-- Start --

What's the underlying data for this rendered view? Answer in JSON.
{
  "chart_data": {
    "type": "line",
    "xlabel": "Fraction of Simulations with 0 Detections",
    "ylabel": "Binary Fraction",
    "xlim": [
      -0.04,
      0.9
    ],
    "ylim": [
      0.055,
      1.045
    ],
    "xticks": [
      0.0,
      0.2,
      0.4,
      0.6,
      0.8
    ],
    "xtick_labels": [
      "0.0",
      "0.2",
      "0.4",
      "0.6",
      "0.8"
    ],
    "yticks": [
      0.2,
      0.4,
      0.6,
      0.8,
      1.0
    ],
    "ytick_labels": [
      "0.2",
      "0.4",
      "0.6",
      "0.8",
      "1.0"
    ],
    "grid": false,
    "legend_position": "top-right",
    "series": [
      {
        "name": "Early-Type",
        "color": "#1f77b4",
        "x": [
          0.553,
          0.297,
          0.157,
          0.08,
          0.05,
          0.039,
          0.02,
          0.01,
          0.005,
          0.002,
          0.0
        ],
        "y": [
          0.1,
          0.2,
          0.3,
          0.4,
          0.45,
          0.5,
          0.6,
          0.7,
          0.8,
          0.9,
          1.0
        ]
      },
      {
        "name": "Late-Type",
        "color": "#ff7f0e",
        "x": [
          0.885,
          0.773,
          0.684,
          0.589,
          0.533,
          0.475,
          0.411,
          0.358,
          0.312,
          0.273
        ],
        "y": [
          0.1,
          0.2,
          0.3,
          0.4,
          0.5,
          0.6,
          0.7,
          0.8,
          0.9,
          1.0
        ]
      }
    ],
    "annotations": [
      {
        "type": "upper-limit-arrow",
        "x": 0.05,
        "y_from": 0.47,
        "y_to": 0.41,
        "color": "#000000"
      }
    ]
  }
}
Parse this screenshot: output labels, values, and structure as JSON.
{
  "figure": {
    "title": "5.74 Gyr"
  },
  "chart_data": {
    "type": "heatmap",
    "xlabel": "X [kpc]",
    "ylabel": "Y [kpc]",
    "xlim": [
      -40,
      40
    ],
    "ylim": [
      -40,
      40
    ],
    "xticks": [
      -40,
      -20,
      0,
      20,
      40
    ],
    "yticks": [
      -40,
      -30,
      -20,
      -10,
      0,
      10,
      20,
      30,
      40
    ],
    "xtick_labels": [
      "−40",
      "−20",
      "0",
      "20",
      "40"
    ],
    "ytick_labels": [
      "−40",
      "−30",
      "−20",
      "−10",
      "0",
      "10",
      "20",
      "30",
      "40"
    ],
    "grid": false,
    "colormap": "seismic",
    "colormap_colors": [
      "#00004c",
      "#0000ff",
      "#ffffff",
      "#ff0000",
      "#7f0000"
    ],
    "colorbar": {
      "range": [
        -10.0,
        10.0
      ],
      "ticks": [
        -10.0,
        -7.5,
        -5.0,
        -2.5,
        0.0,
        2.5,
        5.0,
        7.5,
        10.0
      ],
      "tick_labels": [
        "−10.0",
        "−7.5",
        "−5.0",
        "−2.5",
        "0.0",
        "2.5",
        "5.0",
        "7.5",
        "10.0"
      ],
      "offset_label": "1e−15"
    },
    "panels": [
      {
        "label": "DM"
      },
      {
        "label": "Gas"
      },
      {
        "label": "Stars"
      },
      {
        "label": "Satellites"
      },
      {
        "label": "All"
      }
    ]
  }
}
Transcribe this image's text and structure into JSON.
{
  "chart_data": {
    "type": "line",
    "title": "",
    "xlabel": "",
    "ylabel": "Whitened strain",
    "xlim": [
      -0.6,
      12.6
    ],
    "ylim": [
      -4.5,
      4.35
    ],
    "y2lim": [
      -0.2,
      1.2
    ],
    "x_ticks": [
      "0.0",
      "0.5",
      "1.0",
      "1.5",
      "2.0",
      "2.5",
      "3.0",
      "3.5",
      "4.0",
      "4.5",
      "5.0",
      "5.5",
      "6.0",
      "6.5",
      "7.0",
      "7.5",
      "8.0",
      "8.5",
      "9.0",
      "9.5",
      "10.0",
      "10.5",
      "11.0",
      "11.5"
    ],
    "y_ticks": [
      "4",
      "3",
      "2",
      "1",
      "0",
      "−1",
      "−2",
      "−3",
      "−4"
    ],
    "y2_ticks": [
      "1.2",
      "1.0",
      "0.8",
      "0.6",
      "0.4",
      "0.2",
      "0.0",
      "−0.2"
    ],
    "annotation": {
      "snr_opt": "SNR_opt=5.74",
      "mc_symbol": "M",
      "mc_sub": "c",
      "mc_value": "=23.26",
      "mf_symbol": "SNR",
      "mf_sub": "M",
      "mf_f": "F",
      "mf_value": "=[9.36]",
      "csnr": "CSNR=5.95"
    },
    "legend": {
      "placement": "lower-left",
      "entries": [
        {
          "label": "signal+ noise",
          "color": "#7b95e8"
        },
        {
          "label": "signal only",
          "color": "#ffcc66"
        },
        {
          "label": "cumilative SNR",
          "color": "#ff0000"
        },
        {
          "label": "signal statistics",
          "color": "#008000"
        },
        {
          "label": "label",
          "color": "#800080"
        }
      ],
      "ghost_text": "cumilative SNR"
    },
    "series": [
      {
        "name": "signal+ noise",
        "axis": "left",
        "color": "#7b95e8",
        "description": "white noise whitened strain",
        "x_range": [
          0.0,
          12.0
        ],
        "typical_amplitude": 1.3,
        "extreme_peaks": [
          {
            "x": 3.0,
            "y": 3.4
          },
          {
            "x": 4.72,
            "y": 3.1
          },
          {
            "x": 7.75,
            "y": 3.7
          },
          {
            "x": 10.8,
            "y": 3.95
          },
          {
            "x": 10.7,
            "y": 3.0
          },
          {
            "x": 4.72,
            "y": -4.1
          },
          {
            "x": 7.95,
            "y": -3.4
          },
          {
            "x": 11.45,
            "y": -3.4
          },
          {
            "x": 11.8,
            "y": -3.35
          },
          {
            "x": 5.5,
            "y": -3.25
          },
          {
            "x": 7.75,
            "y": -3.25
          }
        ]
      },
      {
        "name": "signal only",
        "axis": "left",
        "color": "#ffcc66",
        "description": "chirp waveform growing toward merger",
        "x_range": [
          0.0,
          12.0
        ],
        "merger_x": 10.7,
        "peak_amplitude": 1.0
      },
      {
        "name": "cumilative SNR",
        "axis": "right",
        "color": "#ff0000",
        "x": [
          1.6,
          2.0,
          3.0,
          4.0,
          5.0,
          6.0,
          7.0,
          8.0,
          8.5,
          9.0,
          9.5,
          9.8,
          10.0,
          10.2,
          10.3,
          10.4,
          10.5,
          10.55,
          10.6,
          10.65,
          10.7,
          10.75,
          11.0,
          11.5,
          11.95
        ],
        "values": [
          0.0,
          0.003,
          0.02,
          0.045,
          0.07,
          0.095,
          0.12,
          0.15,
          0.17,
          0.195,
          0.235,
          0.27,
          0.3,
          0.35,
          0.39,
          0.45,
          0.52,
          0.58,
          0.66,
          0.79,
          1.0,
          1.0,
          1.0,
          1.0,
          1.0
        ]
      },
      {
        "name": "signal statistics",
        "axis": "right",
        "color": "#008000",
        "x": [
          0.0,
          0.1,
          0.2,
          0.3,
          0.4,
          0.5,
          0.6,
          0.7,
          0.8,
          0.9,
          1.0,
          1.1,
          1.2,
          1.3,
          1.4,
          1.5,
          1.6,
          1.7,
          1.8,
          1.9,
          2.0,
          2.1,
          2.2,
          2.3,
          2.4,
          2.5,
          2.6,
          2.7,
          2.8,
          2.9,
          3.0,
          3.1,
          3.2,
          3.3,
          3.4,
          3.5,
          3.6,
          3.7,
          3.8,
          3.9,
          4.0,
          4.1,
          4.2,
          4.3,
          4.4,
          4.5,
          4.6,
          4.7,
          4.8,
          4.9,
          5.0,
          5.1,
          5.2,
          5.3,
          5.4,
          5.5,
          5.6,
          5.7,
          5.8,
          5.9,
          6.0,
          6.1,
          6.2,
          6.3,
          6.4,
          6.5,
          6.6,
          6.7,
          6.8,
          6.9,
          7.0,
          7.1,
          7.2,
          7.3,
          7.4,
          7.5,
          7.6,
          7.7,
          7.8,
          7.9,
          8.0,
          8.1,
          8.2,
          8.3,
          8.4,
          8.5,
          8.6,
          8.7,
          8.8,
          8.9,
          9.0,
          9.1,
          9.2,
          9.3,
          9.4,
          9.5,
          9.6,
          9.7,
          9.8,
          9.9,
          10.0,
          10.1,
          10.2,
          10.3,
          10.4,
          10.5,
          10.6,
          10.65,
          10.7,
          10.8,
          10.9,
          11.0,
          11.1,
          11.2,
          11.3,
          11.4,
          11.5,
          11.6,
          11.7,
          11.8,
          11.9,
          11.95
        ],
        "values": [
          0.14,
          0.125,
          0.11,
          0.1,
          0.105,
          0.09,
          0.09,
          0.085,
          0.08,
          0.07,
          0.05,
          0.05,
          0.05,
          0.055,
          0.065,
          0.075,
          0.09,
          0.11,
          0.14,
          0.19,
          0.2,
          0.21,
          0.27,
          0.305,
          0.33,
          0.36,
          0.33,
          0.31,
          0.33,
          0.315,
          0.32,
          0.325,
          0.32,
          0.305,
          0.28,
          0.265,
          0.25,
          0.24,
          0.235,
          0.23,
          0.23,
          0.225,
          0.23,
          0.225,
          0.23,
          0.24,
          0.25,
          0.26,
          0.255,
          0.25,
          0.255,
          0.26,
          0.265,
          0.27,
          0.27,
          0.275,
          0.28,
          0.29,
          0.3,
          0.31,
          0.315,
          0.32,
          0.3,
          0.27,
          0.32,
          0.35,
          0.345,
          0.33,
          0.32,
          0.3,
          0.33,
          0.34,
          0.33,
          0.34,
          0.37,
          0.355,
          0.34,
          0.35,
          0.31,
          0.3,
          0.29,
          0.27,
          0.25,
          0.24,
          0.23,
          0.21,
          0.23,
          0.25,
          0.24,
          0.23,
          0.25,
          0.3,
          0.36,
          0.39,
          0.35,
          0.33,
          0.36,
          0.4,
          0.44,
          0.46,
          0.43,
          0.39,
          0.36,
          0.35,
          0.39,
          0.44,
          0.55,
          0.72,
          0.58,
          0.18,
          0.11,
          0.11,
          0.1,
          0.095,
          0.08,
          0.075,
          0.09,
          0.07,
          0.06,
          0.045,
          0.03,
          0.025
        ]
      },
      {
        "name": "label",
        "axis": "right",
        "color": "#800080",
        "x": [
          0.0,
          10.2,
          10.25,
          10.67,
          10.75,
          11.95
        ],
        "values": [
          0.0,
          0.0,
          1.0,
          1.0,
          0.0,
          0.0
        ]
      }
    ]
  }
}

-- End --

### Short problem
Select all lines in the listing above where the word "Fraction" appears, and show them.

### The response
    "xlabel": "Fraction of Simulations with 0 Detections",
    "ylabel": "Binary Fraction",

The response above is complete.